▸ Dataset entries:
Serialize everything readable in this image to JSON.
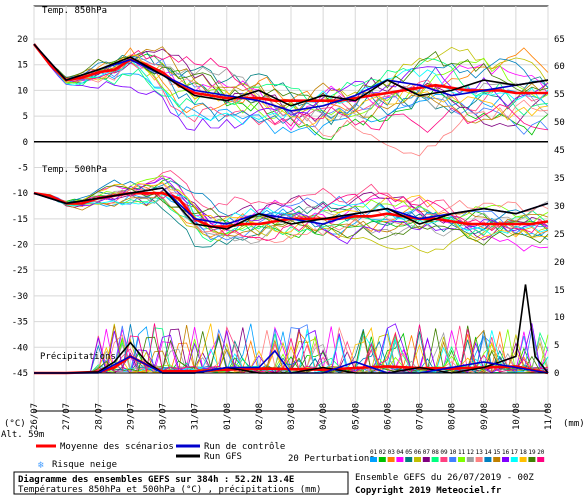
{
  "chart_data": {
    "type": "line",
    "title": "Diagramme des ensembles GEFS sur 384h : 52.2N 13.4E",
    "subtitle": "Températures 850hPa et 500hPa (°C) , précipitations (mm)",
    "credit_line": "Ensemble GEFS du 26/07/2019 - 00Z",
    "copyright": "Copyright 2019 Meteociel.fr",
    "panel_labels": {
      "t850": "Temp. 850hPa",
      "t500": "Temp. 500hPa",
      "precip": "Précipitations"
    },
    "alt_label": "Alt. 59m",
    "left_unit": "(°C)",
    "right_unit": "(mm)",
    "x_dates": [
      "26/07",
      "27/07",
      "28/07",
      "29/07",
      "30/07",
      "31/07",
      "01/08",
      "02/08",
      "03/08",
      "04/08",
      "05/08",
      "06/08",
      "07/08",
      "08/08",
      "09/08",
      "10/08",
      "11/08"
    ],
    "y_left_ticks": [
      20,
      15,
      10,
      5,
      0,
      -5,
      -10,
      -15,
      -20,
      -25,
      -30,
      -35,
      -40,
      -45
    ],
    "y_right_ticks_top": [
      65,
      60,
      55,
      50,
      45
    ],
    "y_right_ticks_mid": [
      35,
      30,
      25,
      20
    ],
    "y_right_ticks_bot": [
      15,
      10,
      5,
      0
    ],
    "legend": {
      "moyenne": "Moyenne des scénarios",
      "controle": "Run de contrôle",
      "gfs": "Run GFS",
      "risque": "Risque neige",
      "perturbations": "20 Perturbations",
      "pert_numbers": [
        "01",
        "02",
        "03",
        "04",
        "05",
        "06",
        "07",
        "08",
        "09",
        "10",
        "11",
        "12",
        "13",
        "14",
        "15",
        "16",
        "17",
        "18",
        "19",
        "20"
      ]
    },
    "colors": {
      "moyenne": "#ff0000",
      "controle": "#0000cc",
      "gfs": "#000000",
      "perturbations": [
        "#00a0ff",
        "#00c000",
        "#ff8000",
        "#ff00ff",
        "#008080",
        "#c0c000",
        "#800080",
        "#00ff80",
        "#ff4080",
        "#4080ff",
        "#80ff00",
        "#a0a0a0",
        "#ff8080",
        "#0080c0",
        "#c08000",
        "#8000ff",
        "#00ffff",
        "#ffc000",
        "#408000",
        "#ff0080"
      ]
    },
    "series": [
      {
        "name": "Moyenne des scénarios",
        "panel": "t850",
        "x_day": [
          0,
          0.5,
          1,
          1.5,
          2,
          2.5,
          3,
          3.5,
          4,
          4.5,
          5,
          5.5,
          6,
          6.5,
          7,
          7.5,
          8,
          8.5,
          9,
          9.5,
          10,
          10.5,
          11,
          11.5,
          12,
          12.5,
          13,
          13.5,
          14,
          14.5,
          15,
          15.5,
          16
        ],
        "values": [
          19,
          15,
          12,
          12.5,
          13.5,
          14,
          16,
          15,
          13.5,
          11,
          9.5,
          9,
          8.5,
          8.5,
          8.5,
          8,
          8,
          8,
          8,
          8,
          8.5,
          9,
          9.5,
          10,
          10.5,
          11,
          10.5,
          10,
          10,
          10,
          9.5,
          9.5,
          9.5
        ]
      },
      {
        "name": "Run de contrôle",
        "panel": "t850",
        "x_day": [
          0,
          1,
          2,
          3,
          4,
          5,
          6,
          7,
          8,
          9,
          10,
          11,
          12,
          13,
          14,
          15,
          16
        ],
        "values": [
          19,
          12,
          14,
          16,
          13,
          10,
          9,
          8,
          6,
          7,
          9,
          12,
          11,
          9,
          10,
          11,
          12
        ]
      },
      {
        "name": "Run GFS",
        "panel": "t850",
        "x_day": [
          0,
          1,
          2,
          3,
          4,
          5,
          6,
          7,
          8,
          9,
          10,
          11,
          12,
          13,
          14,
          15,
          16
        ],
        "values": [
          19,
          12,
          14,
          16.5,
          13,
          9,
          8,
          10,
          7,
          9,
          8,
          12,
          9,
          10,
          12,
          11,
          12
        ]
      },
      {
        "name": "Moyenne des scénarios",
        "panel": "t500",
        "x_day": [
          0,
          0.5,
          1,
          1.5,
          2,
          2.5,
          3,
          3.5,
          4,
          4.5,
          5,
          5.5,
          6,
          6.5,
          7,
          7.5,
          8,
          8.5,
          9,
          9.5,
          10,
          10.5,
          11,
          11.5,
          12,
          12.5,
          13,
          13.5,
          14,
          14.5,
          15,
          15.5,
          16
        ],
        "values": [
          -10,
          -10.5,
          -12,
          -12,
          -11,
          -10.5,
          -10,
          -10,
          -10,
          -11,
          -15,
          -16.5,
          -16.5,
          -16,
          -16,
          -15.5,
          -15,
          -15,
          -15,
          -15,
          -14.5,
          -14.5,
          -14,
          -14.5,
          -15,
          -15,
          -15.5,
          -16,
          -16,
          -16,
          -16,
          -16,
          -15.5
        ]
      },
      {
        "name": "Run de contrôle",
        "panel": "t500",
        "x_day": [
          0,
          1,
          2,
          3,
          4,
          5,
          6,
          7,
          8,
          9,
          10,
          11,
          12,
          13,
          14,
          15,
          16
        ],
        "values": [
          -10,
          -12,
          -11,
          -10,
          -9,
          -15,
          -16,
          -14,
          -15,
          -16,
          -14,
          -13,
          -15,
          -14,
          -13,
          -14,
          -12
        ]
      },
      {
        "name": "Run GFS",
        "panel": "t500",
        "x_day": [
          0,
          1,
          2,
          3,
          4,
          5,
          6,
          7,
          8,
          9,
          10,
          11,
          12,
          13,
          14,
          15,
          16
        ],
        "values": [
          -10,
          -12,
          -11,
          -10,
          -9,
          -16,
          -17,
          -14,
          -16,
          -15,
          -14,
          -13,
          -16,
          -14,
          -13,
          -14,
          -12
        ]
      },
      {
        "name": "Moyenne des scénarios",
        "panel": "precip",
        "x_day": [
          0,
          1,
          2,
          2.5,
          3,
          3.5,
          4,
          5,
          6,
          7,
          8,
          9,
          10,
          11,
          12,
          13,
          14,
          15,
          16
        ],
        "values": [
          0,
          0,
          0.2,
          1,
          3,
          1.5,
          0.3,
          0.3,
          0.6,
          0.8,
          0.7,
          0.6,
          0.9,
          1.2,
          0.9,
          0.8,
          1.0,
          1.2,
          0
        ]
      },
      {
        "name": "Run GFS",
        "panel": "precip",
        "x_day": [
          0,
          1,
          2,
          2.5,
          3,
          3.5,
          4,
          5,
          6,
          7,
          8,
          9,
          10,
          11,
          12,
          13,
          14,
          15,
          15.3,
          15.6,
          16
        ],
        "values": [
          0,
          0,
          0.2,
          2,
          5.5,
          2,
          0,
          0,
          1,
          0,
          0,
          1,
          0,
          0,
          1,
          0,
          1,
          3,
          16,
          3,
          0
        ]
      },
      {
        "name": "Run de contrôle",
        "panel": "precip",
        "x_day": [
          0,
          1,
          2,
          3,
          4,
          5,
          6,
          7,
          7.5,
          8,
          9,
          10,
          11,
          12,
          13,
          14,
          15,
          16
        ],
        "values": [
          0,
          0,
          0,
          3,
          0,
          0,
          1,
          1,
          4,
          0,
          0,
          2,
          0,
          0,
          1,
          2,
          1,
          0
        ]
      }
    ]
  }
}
...
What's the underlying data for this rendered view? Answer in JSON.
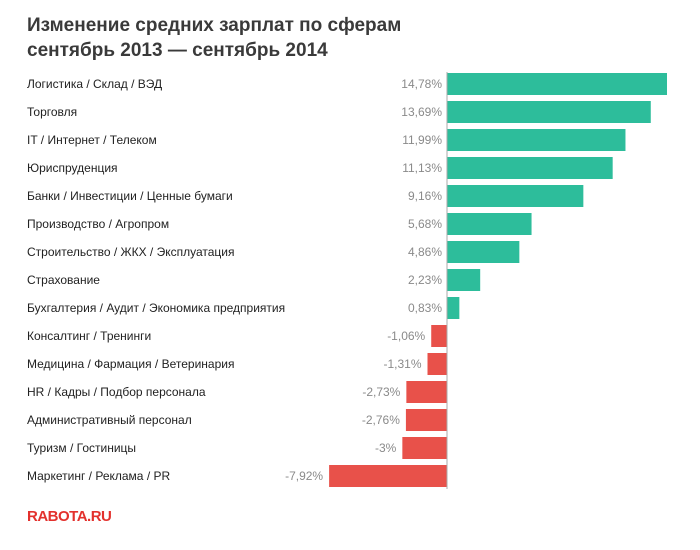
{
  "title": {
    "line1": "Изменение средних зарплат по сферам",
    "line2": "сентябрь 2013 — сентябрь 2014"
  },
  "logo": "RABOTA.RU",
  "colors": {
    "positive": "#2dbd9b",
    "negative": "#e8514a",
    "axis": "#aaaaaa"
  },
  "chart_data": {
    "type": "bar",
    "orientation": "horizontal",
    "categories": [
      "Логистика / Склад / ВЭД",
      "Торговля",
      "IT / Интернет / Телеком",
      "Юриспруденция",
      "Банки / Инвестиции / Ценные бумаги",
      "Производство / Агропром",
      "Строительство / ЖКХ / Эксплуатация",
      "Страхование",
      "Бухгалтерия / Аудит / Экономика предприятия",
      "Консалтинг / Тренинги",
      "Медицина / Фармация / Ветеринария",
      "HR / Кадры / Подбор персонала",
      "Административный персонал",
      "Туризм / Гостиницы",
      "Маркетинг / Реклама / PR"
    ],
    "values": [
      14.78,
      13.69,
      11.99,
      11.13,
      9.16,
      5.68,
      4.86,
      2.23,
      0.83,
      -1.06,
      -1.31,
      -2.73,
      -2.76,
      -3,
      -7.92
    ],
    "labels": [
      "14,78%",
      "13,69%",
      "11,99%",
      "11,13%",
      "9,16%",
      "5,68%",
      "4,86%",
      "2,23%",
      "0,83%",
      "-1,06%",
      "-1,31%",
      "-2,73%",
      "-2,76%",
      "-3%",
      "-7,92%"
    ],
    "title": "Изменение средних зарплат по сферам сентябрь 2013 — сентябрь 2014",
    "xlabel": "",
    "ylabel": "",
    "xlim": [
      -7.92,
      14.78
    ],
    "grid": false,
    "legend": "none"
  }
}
--
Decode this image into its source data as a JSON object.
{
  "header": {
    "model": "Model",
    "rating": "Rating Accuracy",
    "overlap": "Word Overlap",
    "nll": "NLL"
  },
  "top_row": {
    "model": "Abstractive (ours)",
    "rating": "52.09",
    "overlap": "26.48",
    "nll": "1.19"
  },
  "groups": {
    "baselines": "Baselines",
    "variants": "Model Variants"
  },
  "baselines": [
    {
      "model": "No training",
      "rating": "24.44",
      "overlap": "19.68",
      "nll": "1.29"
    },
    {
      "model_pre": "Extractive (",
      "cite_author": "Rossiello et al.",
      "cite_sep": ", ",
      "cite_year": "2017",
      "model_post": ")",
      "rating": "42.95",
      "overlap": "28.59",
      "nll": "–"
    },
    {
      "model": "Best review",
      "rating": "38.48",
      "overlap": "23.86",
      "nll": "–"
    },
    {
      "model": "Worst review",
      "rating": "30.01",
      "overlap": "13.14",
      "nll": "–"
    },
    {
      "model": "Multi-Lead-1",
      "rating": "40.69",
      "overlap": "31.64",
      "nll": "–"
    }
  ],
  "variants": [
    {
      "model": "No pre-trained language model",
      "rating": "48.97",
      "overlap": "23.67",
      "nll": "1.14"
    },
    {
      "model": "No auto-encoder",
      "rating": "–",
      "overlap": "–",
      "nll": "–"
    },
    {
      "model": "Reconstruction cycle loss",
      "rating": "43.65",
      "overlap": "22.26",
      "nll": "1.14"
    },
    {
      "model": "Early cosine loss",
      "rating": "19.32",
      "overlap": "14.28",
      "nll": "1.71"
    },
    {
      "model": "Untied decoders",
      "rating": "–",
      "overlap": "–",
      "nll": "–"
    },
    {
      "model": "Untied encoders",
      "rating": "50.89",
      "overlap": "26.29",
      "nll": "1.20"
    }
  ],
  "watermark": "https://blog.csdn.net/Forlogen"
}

▸ Direction:
Out of the preceding entries, pull every line containing the string "image".

▸ Result of the task:
Serialize everything readable in this image to JSON.
Decode this image into its source data as a JSON object.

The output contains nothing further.